[MATERIAL SHOWN]:
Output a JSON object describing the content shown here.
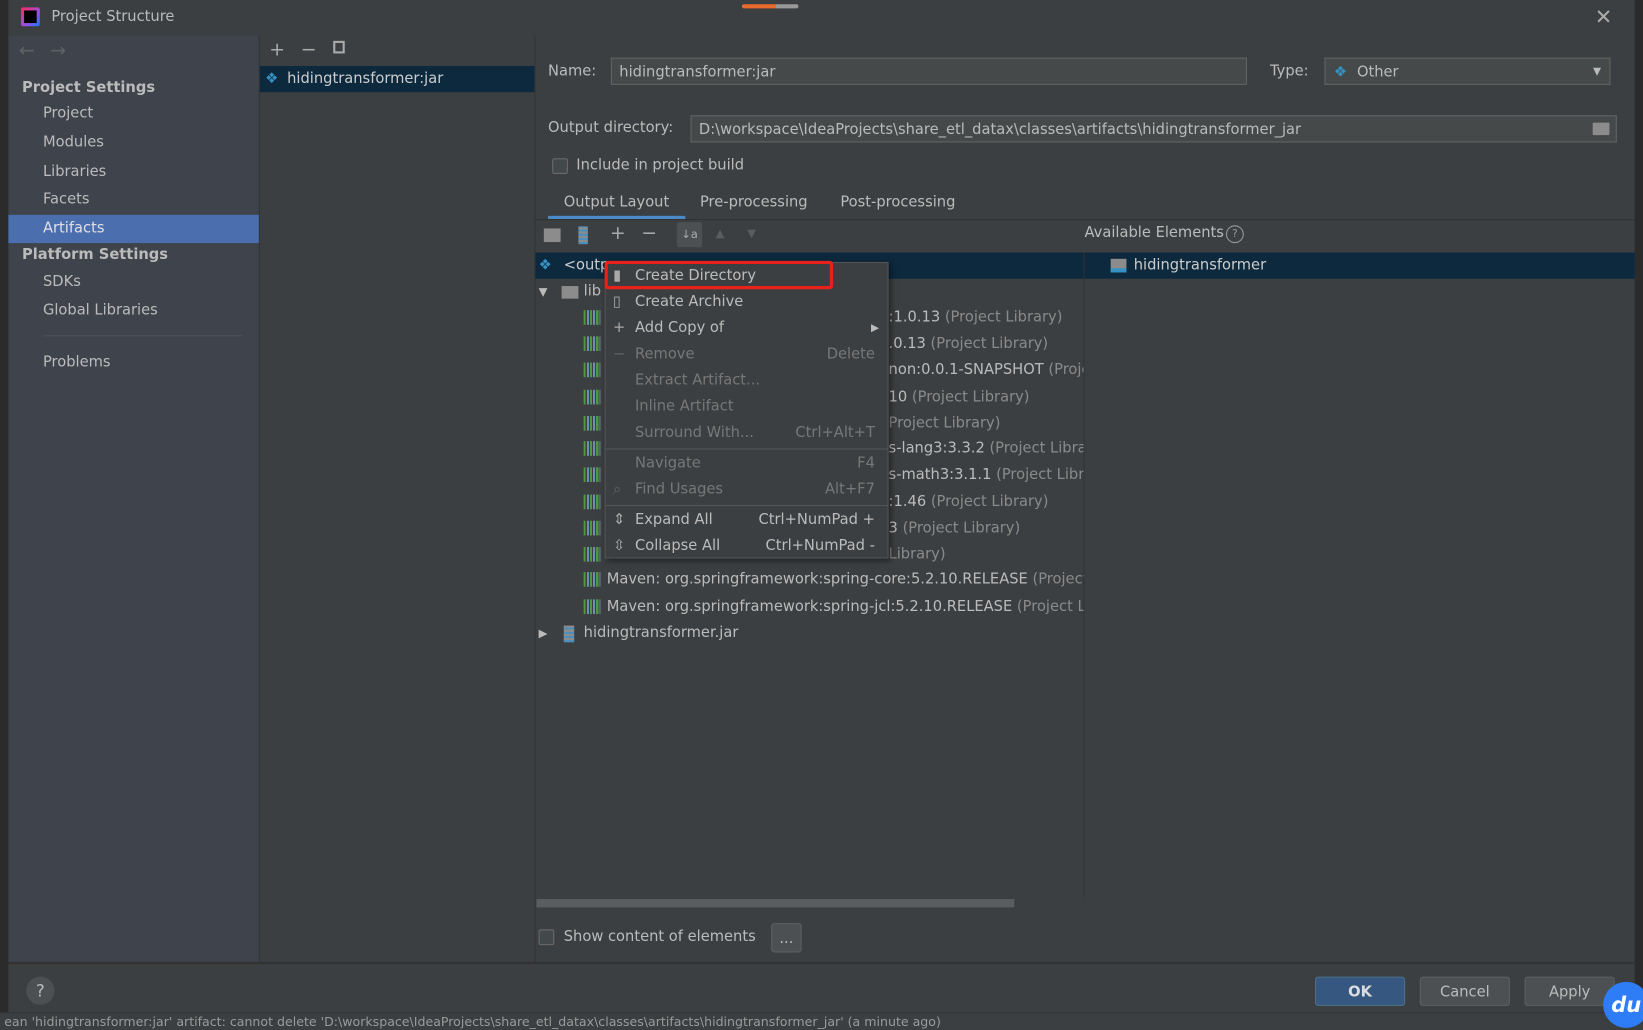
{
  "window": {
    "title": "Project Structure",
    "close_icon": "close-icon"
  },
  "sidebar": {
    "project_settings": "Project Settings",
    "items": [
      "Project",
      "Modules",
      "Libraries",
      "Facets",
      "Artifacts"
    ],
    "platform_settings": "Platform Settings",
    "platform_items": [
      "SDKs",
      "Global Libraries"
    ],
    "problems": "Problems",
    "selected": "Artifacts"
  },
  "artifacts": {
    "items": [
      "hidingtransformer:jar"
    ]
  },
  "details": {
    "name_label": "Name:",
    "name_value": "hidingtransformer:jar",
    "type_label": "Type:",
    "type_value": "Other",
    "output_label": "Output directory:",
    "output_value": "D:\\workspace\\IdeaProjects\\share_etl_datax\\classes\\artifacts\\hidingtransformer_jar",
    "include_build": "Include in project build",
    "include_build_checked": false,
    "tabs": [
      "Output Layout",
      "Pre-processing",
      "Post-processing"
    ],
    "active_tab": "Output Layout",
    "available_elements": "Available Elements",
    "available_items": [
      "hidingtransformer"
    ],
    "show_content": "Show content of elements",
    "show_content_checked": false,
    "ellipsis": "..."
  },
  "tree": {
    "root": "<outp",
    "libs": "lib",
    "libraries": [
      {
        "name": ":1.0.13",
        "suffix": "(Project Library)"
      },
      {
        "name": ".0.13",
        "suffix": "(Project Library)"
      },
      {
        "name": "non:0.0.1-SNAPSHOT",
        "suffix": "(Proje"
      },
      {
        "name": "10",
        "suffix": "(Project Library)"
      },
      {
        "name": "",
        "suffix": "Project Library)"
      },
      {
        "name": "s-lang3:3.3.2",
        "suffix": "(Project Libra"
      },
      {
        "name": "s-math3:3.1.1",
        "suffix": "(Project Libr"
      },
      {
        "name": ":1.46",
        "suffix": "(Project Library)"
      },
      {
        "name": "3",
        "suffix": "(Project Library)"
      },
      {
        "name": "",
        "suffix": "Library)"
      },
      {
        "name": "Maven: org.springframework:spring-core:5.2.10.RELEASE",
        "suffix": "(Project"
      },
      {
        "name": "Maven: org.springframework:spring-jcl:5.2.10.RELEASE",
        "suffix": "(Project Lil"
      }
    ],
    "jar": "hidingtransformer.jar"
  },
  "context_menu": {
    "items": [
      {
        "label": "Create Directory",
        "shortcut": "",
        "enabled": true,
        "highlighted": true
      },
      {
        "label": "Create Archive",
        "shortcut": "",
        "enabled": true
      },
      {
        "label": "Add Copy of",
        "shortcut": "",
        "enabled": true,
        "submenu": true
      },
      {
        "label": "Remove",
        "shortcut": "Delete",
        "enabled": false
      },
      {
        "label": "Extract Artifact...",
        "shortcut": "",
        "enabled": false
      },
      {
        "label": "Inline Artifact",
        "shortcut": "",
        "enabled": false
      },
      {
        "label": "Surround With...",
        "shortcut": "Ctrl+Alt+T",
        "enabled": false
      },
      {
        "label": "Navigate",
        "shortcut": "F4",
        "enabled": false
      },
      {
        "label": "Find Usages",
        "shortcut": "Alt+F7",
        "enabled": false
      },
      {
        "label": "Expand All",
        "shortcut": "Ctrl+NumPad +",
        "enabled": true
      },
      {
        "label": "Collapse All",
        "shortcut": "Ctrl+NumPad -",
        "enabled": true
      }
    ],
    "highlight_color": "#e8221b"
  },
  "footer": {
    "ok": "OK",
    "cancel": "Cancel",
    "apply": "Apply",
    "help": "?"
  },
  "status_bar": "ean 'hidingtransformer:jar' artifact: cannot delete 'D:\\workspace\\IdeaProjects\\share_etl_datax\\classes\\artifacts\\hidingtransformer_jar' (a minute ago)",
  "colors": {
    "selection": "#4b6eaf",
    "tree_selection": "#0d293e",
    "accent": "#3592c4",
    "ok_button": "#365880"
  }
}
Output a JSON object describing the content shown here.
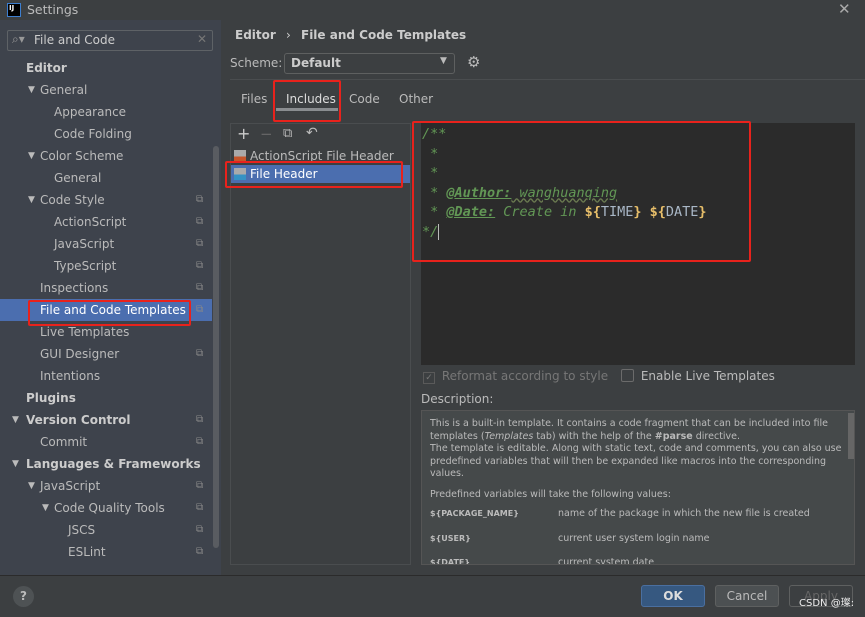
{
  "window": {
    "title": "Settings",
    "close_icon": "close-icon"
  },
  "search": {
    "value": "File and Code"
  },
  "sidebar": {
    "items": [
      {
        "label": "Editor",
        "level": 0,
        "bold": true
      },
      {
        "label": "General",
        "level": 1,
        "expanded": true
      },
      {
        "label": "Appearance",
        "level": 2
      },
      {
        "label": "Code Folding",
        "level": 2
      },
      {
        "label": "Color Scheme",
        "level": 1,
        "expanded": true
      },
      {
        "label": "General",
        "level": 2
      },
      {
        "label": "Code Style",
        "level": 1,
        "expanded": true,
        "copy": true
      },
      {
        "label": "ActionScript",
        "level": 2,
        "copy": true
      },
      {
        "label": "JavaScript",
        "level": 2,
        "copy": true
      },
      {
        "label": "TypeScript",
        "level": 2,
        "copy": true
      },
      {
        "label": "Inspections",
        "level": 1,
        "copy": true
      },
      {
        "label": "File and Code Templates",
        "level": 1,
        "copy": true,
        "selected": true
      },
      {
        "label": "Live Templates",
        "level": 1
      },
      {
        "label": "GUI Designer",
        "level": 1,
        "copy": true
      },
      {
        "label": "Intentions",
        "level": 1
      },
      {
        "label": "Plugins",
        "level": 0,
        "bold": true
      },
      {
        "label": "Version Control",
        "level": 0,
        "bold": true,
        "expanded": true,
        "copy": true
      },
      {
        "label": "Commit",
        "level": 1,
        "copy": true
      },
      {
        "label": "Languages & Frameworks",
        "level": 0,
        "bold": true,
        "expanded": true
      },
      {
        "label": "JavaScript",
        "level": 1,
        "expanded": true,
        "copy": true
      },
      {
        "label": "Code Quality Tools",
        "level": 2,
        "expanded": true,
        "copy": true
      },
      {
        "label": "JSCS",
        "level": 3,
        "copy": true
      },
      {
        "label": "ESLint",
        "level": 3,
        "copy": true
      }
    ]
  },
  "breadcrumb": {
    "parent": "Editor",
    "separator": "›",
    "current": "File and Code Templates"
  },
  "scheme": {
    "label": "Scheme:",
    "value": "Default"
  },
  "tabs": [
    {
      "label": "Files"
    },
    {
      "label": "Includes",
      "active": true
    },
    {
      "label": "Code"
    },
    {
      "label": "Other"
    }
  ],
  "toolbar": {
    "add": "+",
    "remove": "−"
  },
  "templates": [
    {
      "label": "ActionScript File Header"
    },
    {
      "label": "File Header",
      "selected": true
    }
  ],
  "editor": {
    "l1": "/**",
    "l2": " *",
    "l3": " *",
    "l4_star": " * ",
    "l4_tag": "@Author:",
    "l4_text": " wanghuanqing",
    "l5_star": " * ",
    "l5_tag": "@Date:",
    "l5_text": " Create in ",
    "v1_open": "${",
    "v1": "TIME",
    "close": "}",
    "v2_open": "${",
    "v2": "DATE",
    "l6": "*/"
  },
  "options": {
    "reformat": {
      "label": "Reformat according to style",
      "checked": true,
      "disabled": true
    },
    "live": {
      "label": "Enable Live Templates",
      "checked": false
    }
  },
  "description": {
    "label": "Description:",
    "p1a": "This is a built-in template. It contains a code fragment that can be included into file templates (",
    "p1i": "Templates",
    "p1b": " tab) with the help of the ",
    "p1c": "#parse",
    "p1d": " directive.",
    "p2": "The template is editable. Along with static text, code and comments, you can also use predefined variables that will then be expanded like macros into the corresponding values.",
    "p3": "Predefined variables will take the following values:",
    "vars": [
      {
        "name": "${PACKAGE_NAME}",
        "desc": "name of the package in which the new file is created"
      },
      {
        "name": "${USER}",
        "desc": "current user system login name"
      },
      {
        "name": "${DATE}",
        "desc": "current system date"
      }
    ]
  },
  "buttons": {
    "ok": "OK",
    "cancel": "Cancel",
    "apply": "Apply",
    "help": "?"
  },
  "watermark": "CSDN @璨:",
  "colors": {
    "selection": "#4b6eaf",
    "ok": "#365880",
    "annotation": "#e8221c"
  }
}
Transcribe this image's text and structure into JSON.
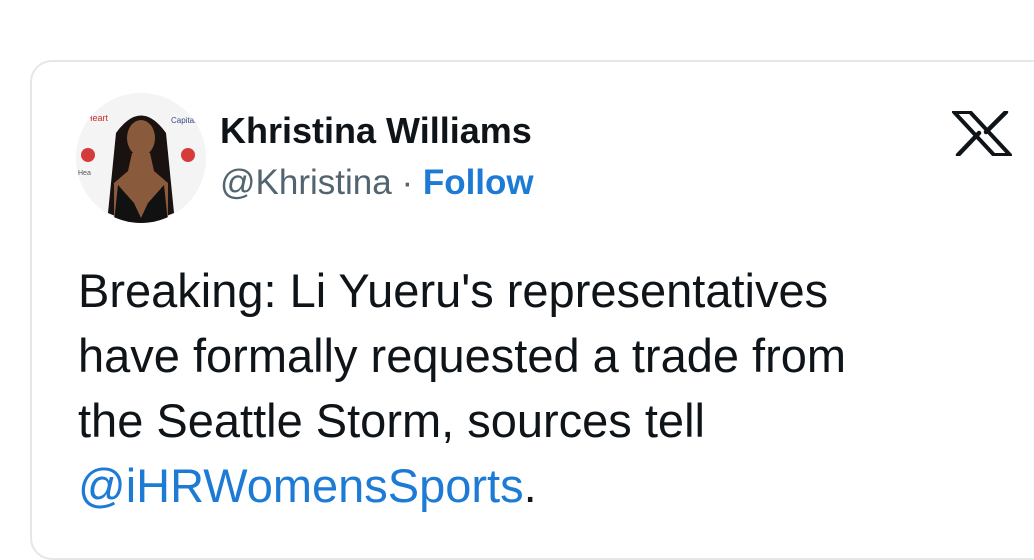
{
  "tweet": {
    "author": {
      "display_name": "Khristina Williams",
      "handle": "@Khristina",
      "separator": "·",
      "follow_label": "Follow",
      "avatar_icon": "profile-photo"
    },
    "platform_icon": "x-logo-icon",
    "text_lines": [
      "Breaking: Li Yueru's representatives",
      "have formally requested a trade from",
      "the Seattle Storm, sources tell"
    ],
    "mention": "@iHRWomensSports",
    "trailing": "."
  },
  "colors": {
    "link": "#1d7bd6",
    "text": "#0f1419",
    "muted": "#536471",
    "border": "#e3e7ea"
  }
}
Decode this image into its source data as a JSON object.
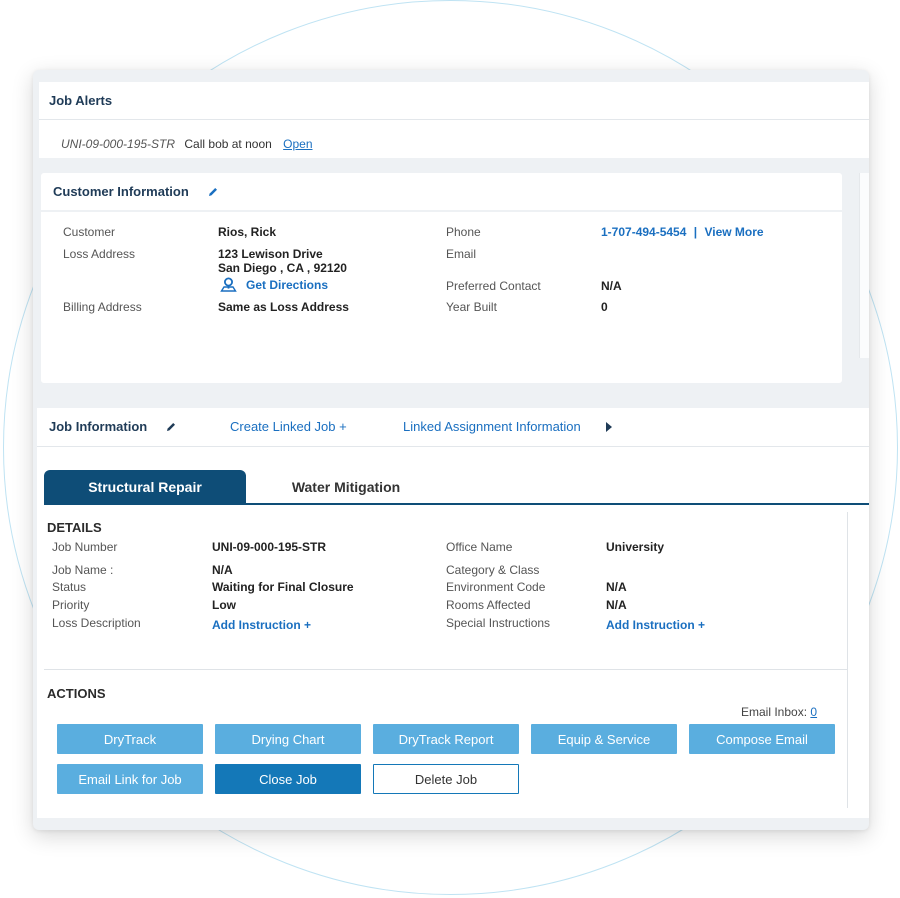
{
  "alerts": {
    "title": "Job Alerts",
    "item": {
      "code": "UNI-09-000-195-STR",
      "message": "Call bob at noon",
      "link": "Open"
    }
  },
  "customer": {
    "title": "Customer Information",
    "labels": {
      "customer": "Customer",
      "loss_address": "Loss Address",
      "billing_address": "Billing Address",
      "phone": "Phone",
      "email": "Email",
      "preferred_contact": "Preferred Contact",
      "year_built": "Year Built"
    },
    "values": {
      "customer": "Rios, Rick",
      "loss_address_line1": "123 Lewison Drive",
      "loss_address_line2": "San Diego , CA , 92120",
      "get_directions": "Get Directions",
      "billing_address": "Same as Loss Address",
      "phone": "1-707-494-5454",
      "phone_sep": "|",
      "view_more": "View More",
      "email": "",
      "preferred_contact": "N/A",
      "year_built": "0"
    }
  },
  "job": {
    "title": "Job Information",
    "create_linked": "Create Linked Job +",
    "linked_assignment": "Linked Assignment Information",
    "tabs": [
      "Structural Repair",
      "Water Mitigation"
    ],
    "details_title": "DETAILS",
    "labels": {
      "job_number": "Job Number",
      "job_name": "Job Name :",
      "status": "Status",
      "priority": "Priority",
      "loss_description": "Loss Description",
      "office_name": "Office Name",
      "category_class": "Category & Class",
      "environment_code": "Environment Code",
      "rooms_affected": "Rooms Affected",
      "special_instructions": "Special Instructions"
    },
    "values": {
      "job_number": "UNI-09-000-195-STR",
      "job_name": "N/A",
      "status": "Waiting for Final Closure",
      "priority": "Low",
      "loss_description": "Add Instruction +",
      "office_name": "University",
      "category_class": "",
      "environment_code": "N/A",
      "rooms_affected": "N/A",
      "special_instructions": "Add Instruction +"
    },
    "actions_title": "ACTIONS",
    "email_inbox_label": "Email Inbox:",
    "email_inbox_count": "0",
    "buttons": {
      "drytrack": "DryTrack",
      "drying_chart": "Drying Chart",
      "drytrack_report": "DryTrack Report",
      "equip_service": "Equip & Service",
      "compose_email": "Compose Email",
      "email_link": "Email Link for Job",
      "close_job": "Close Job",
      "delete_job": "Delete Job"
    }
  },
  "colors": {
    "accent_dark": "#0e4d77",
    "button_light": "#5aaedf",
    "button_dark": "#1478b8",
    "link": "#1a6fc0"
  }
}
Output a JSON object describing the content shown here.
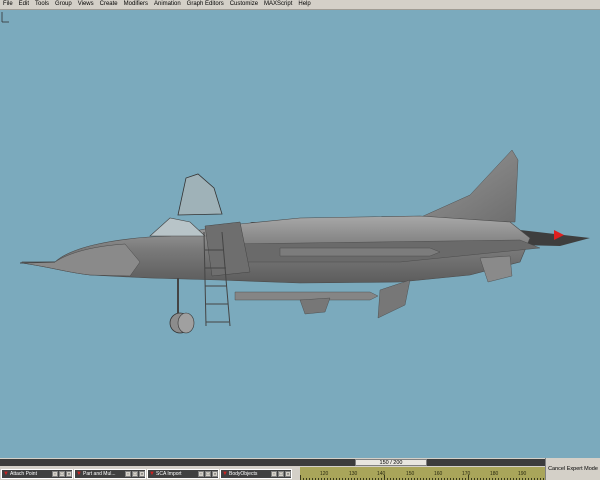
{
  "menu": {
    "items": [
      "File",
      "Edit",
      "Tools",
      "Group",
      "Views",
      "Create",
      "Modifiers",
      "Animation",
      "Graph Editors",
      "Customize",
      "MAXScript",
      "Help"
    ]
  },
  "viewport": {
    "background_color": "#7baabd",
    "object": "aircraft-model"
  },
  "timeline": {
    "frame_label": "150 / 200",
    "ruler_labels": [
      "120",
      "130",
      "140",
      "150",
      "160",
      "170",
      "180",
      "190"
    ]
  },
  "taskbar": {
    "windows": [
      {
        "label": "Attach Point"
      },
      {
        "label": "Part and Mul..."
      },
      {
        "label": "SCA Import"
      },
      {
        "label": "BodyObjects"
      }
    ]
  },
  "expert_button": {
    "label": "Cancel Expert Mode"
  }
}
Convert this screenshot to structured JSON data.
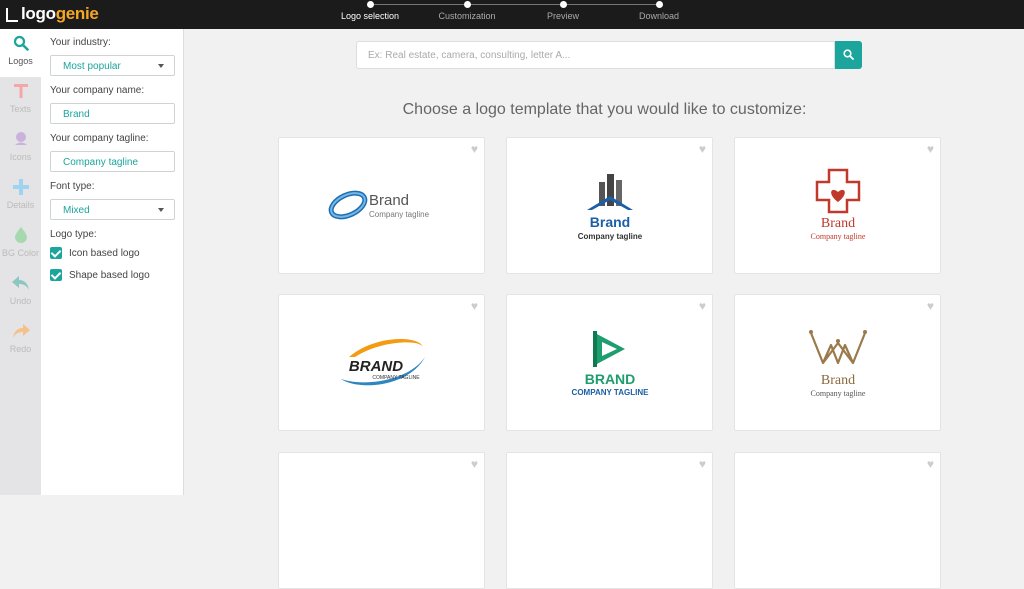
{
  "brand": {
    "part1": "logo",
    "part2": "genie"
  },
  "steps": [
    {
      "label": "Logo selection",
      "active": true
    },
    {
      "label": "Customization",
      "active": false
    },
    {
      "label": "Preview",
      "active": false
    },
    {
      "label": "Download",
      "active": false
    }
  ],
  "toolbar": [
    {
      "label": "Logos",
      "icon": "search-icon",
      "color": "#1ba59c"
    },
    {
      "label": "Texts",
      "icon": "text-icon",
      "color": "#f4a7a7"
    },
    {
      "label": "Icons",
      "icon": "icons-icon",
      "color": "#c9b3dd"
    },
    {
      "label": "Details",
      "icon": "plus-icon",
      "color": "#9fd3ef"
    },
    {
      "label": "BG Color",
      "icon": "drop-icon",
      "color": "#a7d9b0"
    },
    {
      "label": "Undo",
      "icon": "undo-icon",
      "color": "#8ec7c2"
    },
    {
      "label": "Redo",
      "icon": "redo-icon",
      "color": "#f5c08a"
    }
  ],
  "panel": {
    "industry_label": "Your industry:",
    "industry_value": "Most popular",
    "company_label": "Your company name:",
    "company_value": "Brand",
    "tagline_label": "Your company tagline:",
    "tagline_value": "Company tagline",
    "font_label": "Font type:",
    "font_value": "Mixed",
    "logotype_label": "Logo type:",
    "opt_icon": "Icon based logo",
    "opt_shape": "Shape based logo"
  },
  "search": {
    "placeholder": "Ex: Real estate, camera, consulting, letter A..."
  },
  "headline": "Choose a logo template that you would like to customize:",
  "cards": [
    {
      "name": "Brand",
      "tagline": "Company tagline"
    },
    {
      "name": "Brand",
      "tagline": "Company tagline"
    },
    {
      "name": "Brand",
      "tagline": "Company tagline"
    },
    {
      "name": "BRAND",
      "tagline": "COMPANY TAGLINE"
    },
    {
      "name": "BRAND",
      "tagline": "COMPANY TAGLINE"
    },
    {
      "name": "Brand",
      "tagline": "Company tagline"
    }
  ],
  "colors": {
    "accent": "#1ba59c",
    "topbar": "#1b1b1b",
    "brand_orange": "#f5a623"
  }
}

[WHAT YOU WILL DO]: Show every line that contains the word "Settings".

[TASK RESPONSE]:
    "project_settings": "Project Settings",
    "platform_settings": "Platform Settings",
    "title": "Settings",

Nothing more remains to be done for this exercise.